**EXERCISE GOAL**
Copy everything in the listing below word for word, apart from any images.

**Dataset excerpt**
************
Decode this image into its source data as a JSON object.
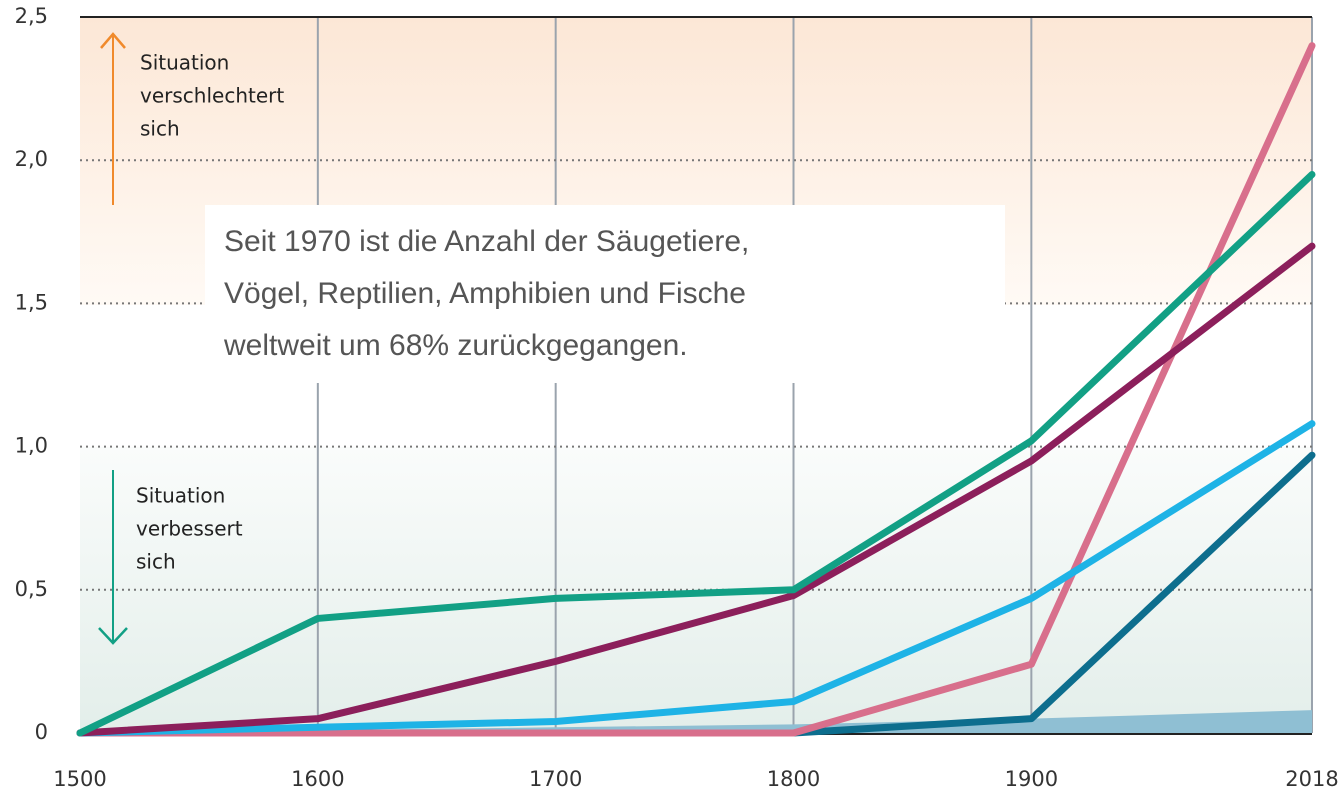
{
  "chart_data": {
    "type": "line",
    "xlim": [
      1500,
      2018
    ],
    "xticks": [
      1500,
      1600,
      1700,
      1800,
      1900,
      2018
    ],
    "ylim": [
      0,
      2.5
    ],
    "yticks": [
      0,
      {
        "value": 0.5,
        "label": "0,5"
      },
      {
        "value": 1.0,
        "label": "1,0"
      },
      {
        "value": 1.5,
        "label": "1,5"
      },
      {
        "value": 2.0,
        "label": "2,0"
      },
      {
        "value": 2.5,
        "label": "2,5"
      }
    ],
    "grid": true,
    "x": [
      1500,
      1600,
      1700,
      1800,
      1900,
      2018
    ],
    "series": [
      {
        "type": "area",
        "color": "#8fbfd3",
        "values": [
          0,
          0.01,
          0.02,
          0.03,
          0.05,
          0.08
        ]
      },
      {
        "color": "#0d6e8e",
        "values": [
          0,
          0,
          0,
          0,
          0.05,
          0.97
        ]
      },
      {
        "color": "#d86f8c",
        "values": [
          0,
          0,
          0,
          0,
          0.24,
          2.4
        ]
      },
      {
        "color": "#1eb3e6",
        "values": [
          0,
          0.02,
          0.04,
          0.11,
          0.47,
          1.08
        ]
      },
      {
        "color": "#8c1f5b",
        "values": [
          0,
          0.05,
          0.25,
          0.48,
          0.95,
          1.7
        ]
      },
      {
        "color": "#12a085",
        "values": [
          0,
          0.4,
          0.47,
          0.5,
          1.02,
          1.95
        ]
      }
    ],
    "annotations": [
      {
        "lines": [
          "Situation",
          "verschlechtert",
          "sich"
        ]
      },
      {
        "lines": [
          "Situation",
          "verbessert",
          "sich"
        ]
      },
      {
        "lines": [
          "Seit 1970 ist die Anzahl der Säugetiere,",
          "Vögel, Reptilien, Amphibien und Fische",
          "weltweit um 68% zurückgegangen."
        ]
      }
    ]
  }
}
************
**COMPLETED TASK**
Decode this image into its source data as a JSON object.
{
  "chart_data": {
    "type": "line",
    "xlim": [
      1500,
      2018
    ],
    "xticks": [
      1500,
      1600,
      1700,
      1800,
      1900,
      2018
    ],
    "ylim": [
      0,
      2.5
    ],
    "yticks": [
      0,
      {
        "value": 0.5,
        "label": "0,5"
      },
      {
        "value": 1.0,
        "label": "1,0"
      },
      {
        "value": 1.5,
        "label": "1,5"
      },
      {
        "value": 2.0,
        "label": "2,0"
      },
      {
        "value": 2.5,
        "label": "2,5"
      }
    ],
    "grid": true,
    "x": [
      1500,
      1600,
      1700,
      1800,
      1900,
      2018
    ],
    "series": [
      {
        "type": "area",
        "color": "#8fbfd3",
        "values": [
          0,
          0.01,
          0.02,
          0.03,
          0.05,
          0.08
        ]
      },
      {
        "color": "#0d6e8e",
        "values": [
          0,
          0,
          0,
          0,
          0.05,
          0.97
        ]
      },
      {
        "color": "#d86f8c",
        "values": [
          0,
          0,
          0,
          0,
          0.24,
          2.4
        ]
      },
      {
        "color": "#1eb3e6",
        "values": [
          0,
          0.02,
          0.04,
          0.11,
          0.47,
          1.08
        ]
      },
      {
        "color": "#8c1f5b",
        "values": [
          0,
          0.05,
          0.25,
          0.48,
          0.95,
          1.7
        ]
      },
      {
        "color": "#12a085",
        "values": [
          0,
          0.4,
          0.47,
          0.5,
          1.02,
          1.95
        ]
      }
    ],
    "annotations": [
      {
        "lines": [
          "Situation",
          "verschlechtert",
          "sich"
        ]
      },
      {
        "lines": [
          "Situation",
          "verbessert",
          "sich"
        ]
      },
      {
        "lines": [
          "Seit 1970 ist die Anzahl der Säugetiere,",
          "Vögel, Reptilien, Amphibien und Fische",
          "weltweit um 68% zurückgegangen."
        ]
      }
    ]
  }
}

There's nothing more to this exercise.